_Problem_
Search the records that follow and extract every line containing the string "Epoch".

##### Provided material #####

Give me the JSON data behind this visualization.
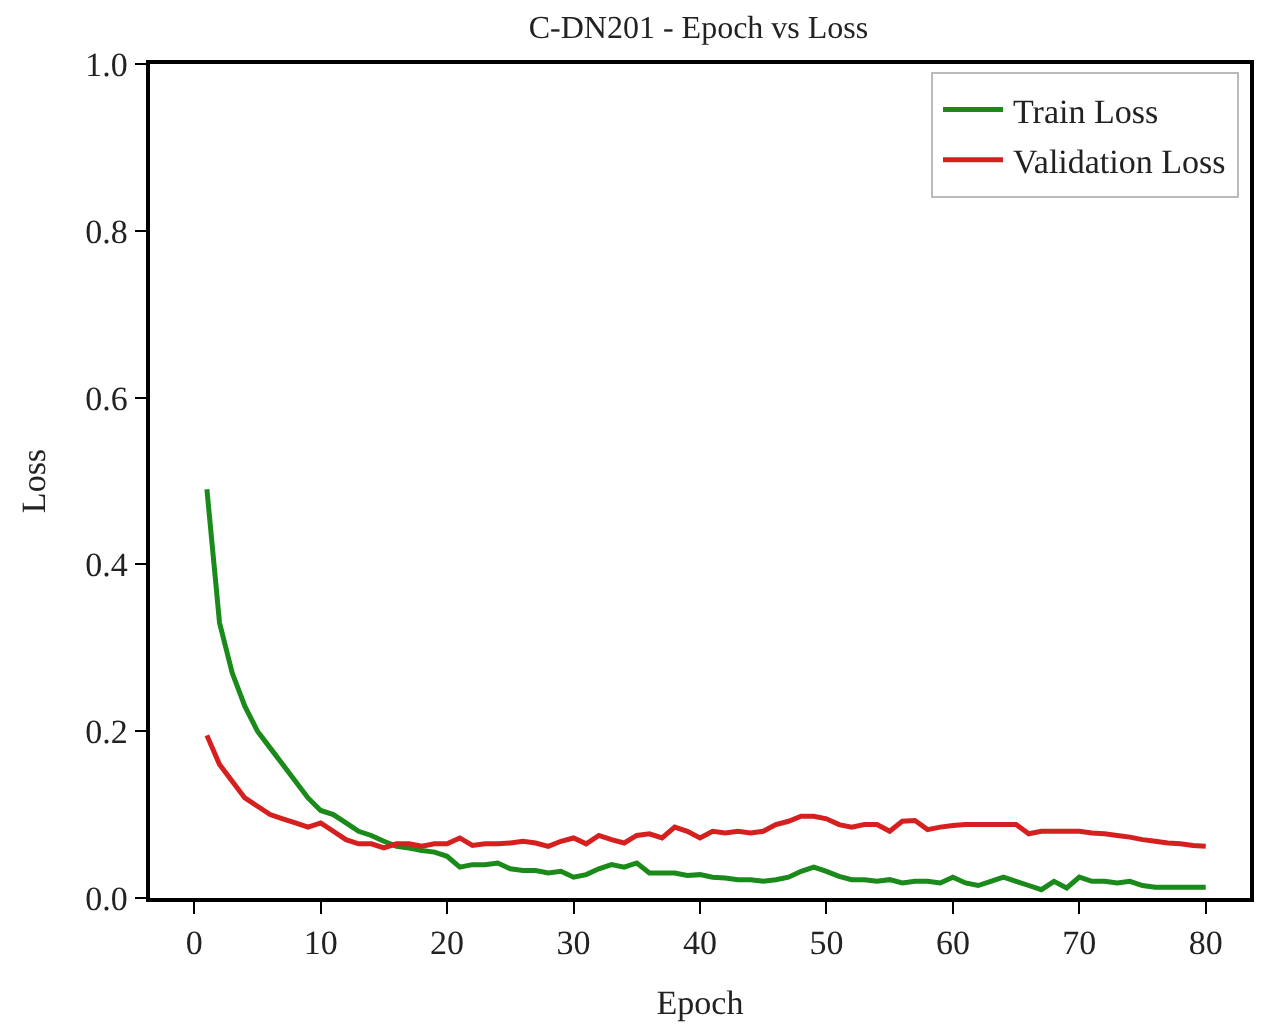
{
  "chart_data": {
    "type": "line",
    "title": "C-DN201 - Epoch vs Loss",
    "xlabel": "Epoch",
    "ylabel": "Loss",
    "x": [
      1,
      2,
      3,
      4,
      5,
      6,
      7,
      8,
      9,
      10,
      11,
      12,
      13,
      14,
      15,
      16,
      17,
      18,
      19,
      20,
      21,
      22,
      23,
      24,
      25,
      26,
      27,
      28,
      29,
      30,
      31,
      32,
      33,
      34,
      35,
      36,
      37,
      38,
      39,
      40,
      41,
      42,
      43,
      44,
      45,
      46,
      47,
      48,
      49,
      50,
      51,
      52,
      53,
      54,
      55,
      56,
      57,
      58,
      59,
      60,
      61,
      62,
      63,
      64,
      65,
      66,
      67,
      68,
      69,
      70,
      71,
      72,
      73,
      74,
      75,
      76,
      77,
      78,
      79,
      80
    ],
    "series": [
      {
        "name": "Train Loss",
        "color": "#1a8a1a",
        "values": [
          0.49,
          0.33,
          0.27,
          0.23,
          0.2,
          0.18,
          0.16,
          0.14,
          0.12,
          0.105,
          0.1,
          0.09,
          0.08,
          0.075,
          0.068,
          0.062,
          0.06,
          0.057,
          0.055,
          0.05,
          0.037,
          0.04,
          0.04,
          0.042,
          0.035,
          0.033,
          0.033,
          0.03,
          0.032,
          0.025,
          0.028,
          0.035,
          0.04,
          0.037,
          0.042,
          0.03,
          0.03,
          0.03,
          0.027,
          0.028,
          0.025,
          0.024,
          0.022,
          0.022,
          0.02,
          0.022,
          0.025,
          0.032,
          0.037,
          0.032,
          0.026,
          0.022,
          0.022,
          0.02,
          0.022,
          0.018,
          0.02,
          0.02,
          0.018,
          0.025,
          0.018,
          0.015,
          0.02,
          0.025,
          0.02,
          0.015,
          0.01,
          0.02,
          0.012,
          0.025,
          0.02,
          0.02,
          0.018,
          0.02,
          0.015,
          0.013,
          0.013,
          0.013,
          0.013,
          0.013
        ]
      },
      {
        "name": "Validation Loss",
        "color": "#d62020",
        "values": [
          0.195,
          0.16,
          0.14,
          0.12,
          0.11,
          0.1,
          0.095,
          0.09,
          0.085,
          0.09,
          0.08,
          0.07,
          0.065,
          0.065,
          0.06,
          0.065,
          0.065,
          0.062,
          0.065,
          0.065,
          0.072,
          0.063,
          0.065,
          0.065,
          0.066,
          0.068,
          0.066,
          0.062,
          0.068,
          0.072,
          0.065,
          0.075,
          0.07,
          0.066,
          0.075,
          0.077,
          0.072,
          0.085,
          0.08,
          0.072,
          0.08,
          0.078,
          0.08,
          0.078,
          0.08,
          0.088,
          0.092,
          0.098,
          0.098,
          0.095,
          0.088,
          0.085,
          0.088,
          0.088,
          0.08,
          0.092,
          0.093,
          0.082,
          0.085,
          0.087,
          0.088,
          0.088,
          0.088,
          0.088,
          0.088,
          0.077,
          0.08,
          0.08,
          0.08,
          0.08,
          0.078,
          0.077,
          0.075,
          0.073,
          0.07,
          0.068,
          0.066,
          0.065,
          0.063,
          0.062
        ]
      }
    ],
    "xlim": [
      -3.5,
      83.5
    ],
    "xticks": [
      0,
      10,
      20,
      30,
      40,
      50,
      60,
      70,
      80
    ],
    "ylim": [
      0,
      1.0
    ],
    "yticks": [
      {
        "value": 0,
        "label": "0.0"
      },
      {
        "value": 0.2,
        "label": "0.2"
      },
      {
        "value": 0.4,
        "label": "0.4"
      },
      {
        "value": 0.6,
        "label": "0.6"
      },
      {
        "value": 0.8,
        "label": "0.8"
      },
      {
        "value": 1.0,
        "label": "1.0"
      }
    ],
    "legend": "top right",
    "grid": false,
    "line_style": "solid",
    "marker": "none"
  }
}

#####

_Answer to this task_
    "title": "C-DN201 - Epoch vs Loss",
    "xlabel": "Epoch",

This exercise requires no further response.